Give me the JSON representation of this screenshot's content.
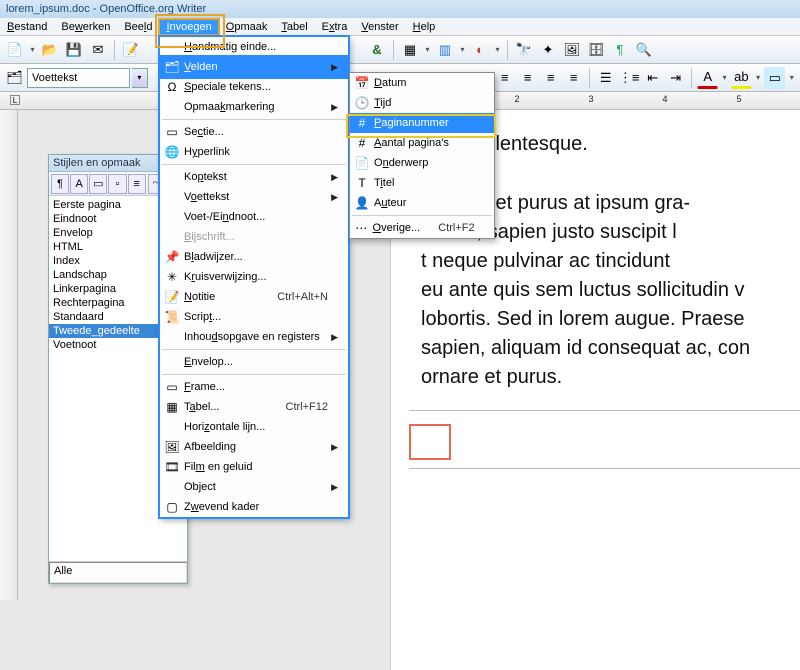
{
  "title": "lorem_ipsum.doc - OpenOffice.org Writer",
  "menubar": [
    "Bestand",
    "Bewerken",
    "Beeld",
    "Invoegen",
    "Opmaak",
    "Tabel",
    "Extra",
    "Venster",
    "Help"
  ],
  "menubar_u": [
    "B",
    "w",
    "l",
    "I",
    "O",
    "T",
    "x",
    "V",
    "H"
  ],
  "menubar_open_index": 3,
  "style_box": "Voettekst",
  "styles_panel": {
    "title": "Stijlen en opmaak",
    "items": [
      "Eerste pagina",
      "Eindnoot",
      "Envelop",
      "HTML",
      "Index",
      "Landschap",
      "Linkerpagina",
      "Rechterpagina",
      "Standaard",
      "Tweede_gedeelte",
      "Voetnoot"
    ],
    "selected_index": 9,
    "bottom": "Alle"
  },
  "doc": {
    "frag0": "…on pellentesque.",
    "p1": "disse eget purus at ipsum gra-",
    "p2": "entum, sapien justo suscipit l",
    "p3": "t neque pulvinar ac tincidunt ",
    "p4": "eu ante quis sem luctus sollicitudin v",
    "p5": "lobortis. Sed in lorem augue. Praese",
    "p6": "sapien, aliquam id consequat ac, con",
    "p7": "ornare et purus."
  },
  "menu1": [
    {
      "icon": "",
      "label": "Handmatig einde...",
      "u": "H"
    },
    {
      "icon": "🗂",
      "label": "Velden",
      "u": "V",
      "sub": true,
      "hl": true
    },
    {
      "icon": "Ω",
      "label": "Speciale tekens...",
      "u": "S"
    },
    {
      "label": "Opmaakmarkering",
      "u": "k",
      "sub": true
    },
    {
      "sep": true
    },
    {
      "icon": "▭",
      "label": "Sectie...",
      "u": "c"
    },
    {
      "icon": "🌐",
      "label": "Hyperlink",
      "u": "y"
    },
    {
      "sep": true
    },
    {
      "label": "Koptekst",
      "u": "p",
      "sub": true
    },
    {
      "label": "Voettekst",
      "u": "o",
      "sub": true
    },
    {
      "label": "Voet-/Eindnoot...",
      "u": "n"
    },
    {
      "icon": "",
      "label": "Bijschrift...",
      "u": "B",
      "dis": true
    },
    {
      "icon": "📌",
      "label": "Bladwijzer...",
      "u": "l"
    },
    {
      "icon": "✳",
      "label": "Kruisverwijzing...",
      "u": "r"
    },
    {
      "icon": "📝",
      "label": "Notitie",
      "u": "N",
      "sc": "Ctrl+Alt+N"
    },
    {
      "icon": "📜",
      "label": "Script...",
      "u": "t"
    },
    {
      "label": "Inhoudsopgave en registers",
      "u": "d",
      "sub": true
    },
    {
      "sep": true
    },
    {
      "label": "Envelop...",
      "u": "E"
    },
    {
      "sep": true
    },
    {
      "icon": "▭",
      "label": "Frame...",
      "u": "F"
    },
    {
      "icon": "▦",
      "label": "Tabel...",
      "u": "a",
      "sc": "Ctrl+F12"
    },
    {
      "label": "Horizontale lijn...",
      "u": "z"
    },
    {
      "icon": "🖼",
      "label": "Afbeelding",
      "u": "g",
      "sub": true
    },
    {
      "icon": "🎞",
      "label": "Film en geluid",
      "u": "m"
    },
    {
      "label": "Object",
      "u": "j",
      "sub": true
    },
    {
      "icon": "▢",
      "label": "Zwevend kader",
      "u": "w"
    }
  ],
  "menu2": [
    {
      "icon": "📅",
      "label": "Datum",
      "u": "D"
    },
    {
      "icon": "🕒",
      "label": "Tijd",
      "u": "T"
    },
    {
      "icon": "#",
      "label": "Paginanummer",
      "u": "P",
      "hl": true
    },
    {
      "icon": "#",
      "label": "Aantal pagina's",
      "u": "A"
    },
    {
      "icon": "📄",
      "label": "Onderwerp",
      "u": "n"
    },
    {
      "icon": "T",
      "label": "Titel",
      "u": "i"
    },
    {
      "icon": "👤",
      "label": "Auteur",
      "u": "u"
    },
    {
      "sep": true
    },
    {
      "icon": "⋯",
      "label": "Overige...",
      "u": "O",
      "sc": "Ctrl+F2"
    }
  ],
  "ruler_nums": [
    "2",
    "3",
    "4",
    "5"
  ]
}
※ ※ ※
Aim of the exercise: Copy each line exactly, and leave the pictures out of your copy.

Complete output:
Give me the JSON representation of this screenshot's content.
{
  "title": "lorem_ipsum.doc - OpenOffice.org Writer",
  "menubar": [
    "Bestand",
    "Bewerken",
    "Beeld",
    "Invoegen",
    "Opmaak",
    "Tabel",
    "Extra",
    "Venster",
    "Help"
  ],
  "menubar_u": [
    "B",
    "w",
    "l",
    "I",
    "O",
    "T",
    "x",
    "V",
    "H"
  ],
  "menubar_open_index": 3,
  "style_box": "Voettekst",
  "styles_panel": {
    "title": "Stijlen en opmaak",
    "items": [
      "Eerste pagina",
      "Eindnoot",
      "Envelop",
      "HTML",
      "Index",
      "Landschap",
      "Linkerpagina",
      "Rechterpagina",
      "Standaard",
      "Tweede_gedeelte",
      "Voetnoot"
    ],
    "selected_index": 9,
    "bottom": "Alle"
  },
  "doc": {
    "frag0": "…on pellentesque.",
    "p1": "disse eget purus at ipsum gra-",
    "p2": "entum, sapien justo suscipit l",
    "p3": "t neque pulvinar ac tincidunt ",
    "p4": "eu ante quis sem luctus sollicitudin v",
    "p5": "lobortis. Sed in lorem augue. Praese",
    "p6": "sapien, aliquam id consequat ac, con",
    "p7": "ornare et purus."
  },
  "menu1": [
    {
      "icon": "",
      "label": "Handmatig einde...",
      "u": "H"
    },
    {
      "icon": "🗂",
      "label": "Velden",
      "u": "V",
      "sub": true,
      "hl": true
    },
    {
      "icon": "Ω",
      "label": "Speciale tekens...",
      "u": "S"
    },
    {
      "label": "Opmaakmarkering",
      "u": "k",
      "sub": true
    },
    {
      "sep": true
    },
    {
      "icon": "▭",
      "label": "Sectie...",
      "u": "c"
    },
    {
      "icon": "🌐",
      "label": "Hyperlink",
      "u": "y"
    },
    {
      "sep": true
    },
    {
      "label": "Koptekst",
      "u": "p",
      "sub": true
    },
    {
      "label": "Voettekst",
      "u": "o",
      "sub": true
    },
    {
      "label": "Voet-/Eindnoot...",
      "u": "n"
    },
    {
      "icon": "",
      "label": "Bijschrift...",
      "u": "B",
      "dis": true
    },
    {
      "icon": "📌",
      "label": "Bladwijzer...",
      "u": "l"
    },
    {
      "icon": "✳",
      "label": "Kruisverwijzing...",
      "u": "r"
    },
    {
      "icon": "📝",
      "label": "Notitie",
      "u": "N",
      "sc": "Ctrl+Alt+N"
    },
    {
      "icon": "📜",
      "label": "Script...",
      "u": "t"
    },
    {
      "label": "Inhoudsopgave en registers",
      "u": "d",
      "sub": true
    },
    {
      "sep": true
    },
    {
      "label": "Envelop...",
      "u": "E"
    },
    {
      "sep": true
    },
    {
      "icon": "▭",
      "label": "Frame...",
      "u": "F"
    },
    {
      "icon": "▦",
      "label": "Tabel...",
      "u": "a",
      "sc": "Ctrl+F12"
    },
    {
      "label": "Horizontale lijn...",
      "u": "z"
    },
    {
      "icon": "🖼",
      "label": "Afbeelding",
      "u": "g",
      "sub": true
    },
    {
      "icon": "🎞",
      "label": "Film en geluid",
      "u": "m"
    },
    {
      "label": "Object",
      "u": "j",
      "sub": true
    },
    {
      "icon": "▢",
      "label": "Zwevend kader",
      "u": "w"
    }
  ],
  "menu2": [
    {
      "icon": "📅",
      "label": "Datum",
      "u": "D"
    },
    {
      "icon": "🕒",
      "label": "Tijd",
      "u": "T"
    },
    {
      "icon": "#",
      "label": "Paginanummer",
      "u": "P",
      "hl": true
    },
    {
      "icon": "#",
      "label": "Aantal pagina's",
      "u": "A"
    },
    {
      "icon": "📄",
      "label": "Onderwerp",
      "u": "n"
    },
    {
      "icon": "T",
      "label": "Titel",
      "u": "i"
    },
    {
      "icon": "👤",
      "label": "Auteur",
      "u": "u"
    },
    {
      "sep": true
    },
    {
      "icon": "⋯",
      "label": "Overige...",
      "u": "O",
      "sc": "Ctrl+F2"
    }
  ],
  "ruler_nums": [
    "2",
    "3",
    "4",
    "5"
  ]
}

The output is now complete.